A importância da educação financeira na vida do cidadão
Enviada em 16/01/2021
Obra cinematográfica brasileira estrelada por Leandro Hassum, “Até que a Sorte nos Separe”, exibe a história de Faustino, trabalhador e pai de família que se torna ganhador de 100 milhões de reais em um jogo de azar. Ao decorrer do longa-metragem, o protagonista demostra ausência de controle monetário e perde todo o valor ganho, encontrando-se endividado e sem amparo. Fora das telas, o déficit de educação financeira também marca o cotidiano de diversos cidadãos e, por sua vez, corrobora com o acúmulo de dividas e má gestão de lucros.
Primeiramente, cabe analisar a problemática da má administração do dinheiro e as dívidas geradas por esta. De acordo com dados fornecidos pelo Serviço de Proteção ao Crédito (SPC Brasil), 41% da população brasileira apresentou-se endividada e com contas atrasadas no ano de 2018. Além disso, é possível afirmar que o principal motivo de tais estimativas se dá pela inacessibilidade à educação financeira.

Registros de uma coleta de dados:
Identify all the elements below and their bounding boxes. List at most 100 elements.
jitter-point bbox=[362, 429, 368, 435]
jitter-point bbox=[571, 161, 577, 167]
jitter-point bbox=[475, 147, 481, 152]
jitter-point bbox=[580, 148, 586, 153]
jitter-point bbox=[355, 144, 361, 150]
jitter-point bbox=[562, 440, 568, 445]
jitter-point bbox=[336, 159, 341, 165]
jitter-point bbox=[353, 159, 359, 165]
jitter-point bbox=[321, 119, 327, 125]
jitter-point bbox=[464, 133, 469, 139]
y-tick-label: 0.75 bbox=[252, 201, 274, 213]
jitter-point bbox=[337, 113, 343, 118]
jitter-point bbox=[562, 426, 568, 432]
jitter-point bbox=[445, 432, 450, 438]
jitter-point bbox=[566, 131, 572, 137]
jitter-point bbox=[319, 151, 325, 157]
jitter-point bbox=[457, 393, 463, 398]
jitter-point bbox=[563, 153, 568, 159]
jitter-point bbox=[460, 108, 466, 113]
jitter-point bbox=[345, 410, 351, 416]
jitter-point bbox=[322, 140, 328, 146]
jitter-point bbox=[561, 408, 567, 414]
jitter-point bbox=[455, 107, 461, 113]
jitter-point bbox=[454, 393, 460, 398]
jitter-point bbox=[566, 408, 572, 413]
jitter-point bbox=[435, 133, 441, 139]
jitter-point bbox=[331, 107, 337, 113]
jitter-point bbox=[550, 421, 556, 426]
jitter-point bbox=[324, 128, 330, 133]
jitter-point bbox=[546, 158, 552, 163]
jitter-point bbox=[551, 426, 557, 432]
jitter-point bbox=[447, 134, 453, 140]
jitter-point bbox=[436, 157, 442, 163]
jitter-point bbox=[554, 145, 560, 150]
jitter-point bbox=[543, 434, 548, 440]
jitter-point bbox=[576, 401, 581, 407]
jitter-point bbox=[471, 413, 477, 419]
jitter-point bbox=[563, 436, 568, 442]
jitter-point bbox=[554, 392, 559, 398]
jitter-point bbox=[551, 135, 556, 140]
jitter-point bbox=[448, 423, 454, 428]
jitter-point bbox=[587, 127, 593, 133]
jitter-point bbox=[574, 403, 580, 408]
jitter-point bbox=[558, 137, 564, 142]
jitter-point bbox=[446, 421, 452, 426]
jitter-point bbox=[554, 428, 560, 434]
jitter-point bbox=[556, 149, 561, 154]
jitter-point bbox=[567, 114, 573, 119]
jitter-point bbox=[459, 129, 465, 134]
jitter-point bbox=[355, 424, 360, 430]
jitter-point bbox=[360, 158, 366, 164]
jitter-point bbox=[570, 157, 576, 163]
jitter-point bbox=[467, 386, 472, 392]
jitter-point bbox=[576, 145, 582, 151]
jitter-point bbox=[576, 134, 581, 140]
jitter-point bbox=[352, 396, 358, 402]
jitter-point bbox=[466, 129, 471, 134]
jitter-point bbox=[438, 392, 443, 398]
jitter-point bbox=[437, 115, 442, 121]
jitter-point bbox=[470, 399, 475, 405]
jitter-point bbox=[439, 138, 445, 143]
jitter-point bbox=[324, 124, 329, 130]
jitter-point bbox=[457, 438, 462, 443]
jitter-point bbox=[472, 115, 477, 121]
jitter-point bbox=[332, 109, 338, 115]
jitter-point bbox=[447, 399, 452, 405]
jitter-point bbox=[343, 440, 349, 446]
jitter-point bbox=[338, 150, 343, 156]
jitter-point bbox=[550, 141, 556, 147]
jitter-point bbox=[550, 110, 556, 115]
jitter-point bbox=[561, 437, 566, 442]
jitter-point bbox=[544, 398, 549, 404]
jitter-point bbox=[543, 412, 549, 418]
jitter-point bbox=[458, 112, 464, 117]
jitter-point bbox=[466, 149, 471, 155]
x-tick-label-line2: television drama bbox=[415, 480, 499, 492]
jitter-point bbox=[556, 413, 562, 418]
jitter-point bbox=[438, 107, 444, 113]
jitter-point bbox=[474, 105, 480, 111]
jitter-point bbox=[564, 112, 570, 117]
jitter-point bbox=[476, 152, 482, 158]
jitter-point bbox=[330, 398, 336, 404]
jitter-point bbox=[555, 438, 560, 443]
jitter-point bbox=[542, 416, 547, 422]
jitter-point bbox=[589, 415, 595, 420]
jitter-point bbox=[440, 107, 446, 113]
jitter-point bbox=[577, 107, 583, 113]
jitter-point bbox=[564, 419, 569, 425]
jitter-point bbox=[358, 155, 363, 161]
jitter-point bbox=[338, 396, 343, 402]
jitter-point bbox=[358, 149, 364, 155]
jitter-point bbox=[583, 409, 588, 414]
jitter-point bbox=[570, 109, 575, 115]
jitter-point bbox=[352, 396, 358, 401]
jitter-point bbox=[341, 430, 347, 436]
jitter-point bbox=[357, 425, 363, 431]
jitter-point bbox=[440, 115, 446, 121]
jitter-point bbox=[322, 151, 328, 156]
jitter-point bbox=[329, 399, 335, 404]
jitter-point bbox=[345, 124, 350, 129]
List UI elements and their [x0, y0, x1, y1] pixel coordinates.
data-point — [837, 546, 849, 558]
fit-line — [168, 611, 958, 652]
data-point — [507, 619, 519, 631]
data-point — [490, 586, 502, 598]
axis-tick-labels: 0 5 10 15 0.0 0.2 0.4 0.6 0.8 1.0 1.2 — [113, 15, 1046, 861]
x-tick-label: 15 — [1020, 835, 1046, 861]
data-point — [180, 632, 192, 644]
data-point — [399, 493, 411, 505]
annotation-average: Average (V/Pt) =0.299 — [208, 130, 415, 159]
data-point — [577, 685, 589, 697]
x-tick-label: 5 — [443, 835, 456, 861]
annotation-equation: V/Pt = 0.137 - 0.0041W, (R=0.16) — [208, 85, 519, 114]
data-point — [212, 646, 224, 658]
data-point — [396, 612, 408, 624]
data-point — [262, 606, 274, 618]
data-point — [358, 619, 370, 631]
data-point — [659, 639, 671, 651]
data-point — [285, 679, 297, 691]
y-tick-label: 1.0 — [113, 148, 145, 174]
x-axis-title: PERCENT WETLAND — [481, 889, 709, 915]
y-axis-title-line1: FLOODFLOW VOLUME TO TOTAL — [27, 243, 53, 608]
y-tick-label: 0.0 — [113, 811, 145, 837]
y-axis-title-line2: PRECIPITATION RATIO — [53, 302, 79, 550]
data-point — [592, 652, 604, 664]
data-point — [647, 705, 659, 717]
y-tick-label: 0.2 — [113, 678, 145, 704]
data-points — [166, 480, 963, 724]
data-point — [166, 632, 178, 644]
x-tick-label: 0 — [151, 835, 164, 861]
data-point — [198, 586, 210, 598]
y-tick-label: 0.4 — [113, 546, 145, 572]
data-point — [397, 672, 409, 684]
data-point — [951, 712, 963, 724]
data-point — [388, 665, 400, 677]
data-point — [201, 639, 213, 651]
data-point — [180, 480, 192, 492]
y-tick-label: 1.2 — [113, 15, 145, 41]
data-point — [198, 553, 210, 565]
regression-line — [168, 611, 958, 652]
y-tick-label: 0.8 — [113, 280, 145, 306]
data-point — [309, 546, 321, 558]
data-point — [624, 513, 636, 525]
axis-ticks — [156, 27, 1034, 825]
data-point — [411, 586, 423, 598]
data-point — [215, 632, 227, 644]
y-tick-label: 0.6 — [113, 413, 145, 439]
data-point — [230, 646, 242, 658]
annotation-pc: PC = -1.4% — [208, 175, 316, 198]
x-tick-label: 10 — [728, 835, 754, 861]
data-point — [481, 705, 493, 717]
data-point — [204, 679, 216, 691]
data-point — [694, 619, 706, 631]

TAREFA SOLICITADA 1: Redigite, sem nenhuma alteração, o trecho do texto sobre educação financeira que se abre com as palavras "A importância da" e se fecha com "gestão de lucros.".
TAREFA SOLICITADA 2: Prolongue o texto sobre educação financeira, começando logo depois da última frase apresentada.

RESPOSTA DA TAREFA 1:
A importância da educação financeira na vida do cidadão
Enviada em 16/01/2021
Obra cinematográfica brasileira estrelada por Leandro Hassum, “Até que a Sorte nos Separe”, exibe a história de Faustino, trabalhador e pai de família que se torna ganhador de 100 milhões de reais em um jogo de azar. Ao decorrer do longa-metragem, o protagonista demostra ausência de controle monetário e perde todo o valor ganho, encontrando-se endividado e sem amparo. Fora das telas, o déficit de educação financeira também marca o cotidiano de diversos cidadãos e, por sua vez, corrobora com o acúmulo de dividas e má gestão de lucros.

RESPOSTA DA TAREFA 2:
Posteriormente, pode-se constatar a necessidade do conhecimento, no que tange assuntos orçamentários. Sabe-se que, por meio deste, é alcançável o controle de salários e melhor distribuição monetária para contas e atividades extras, no qual, quando ensinado, apresenta a capacidade lucrativa e gestão correta de tais rendimentos.
Em virtude dos fatos supracitados, é notória a importância da educação financeira para os cidadãos. O Ministério da Educação encontra-se apto a modificar a grade curricular estudantil e inserir aulas de administração monetária mestreadas por profissionais disponibilizados pelo Ministério da Economia, com o objetivo de informar sobre investimentos e maneiras corretas de gestões para que futuramente, os indivíduos não acarretem dívidas ou repitam a história de Faustino.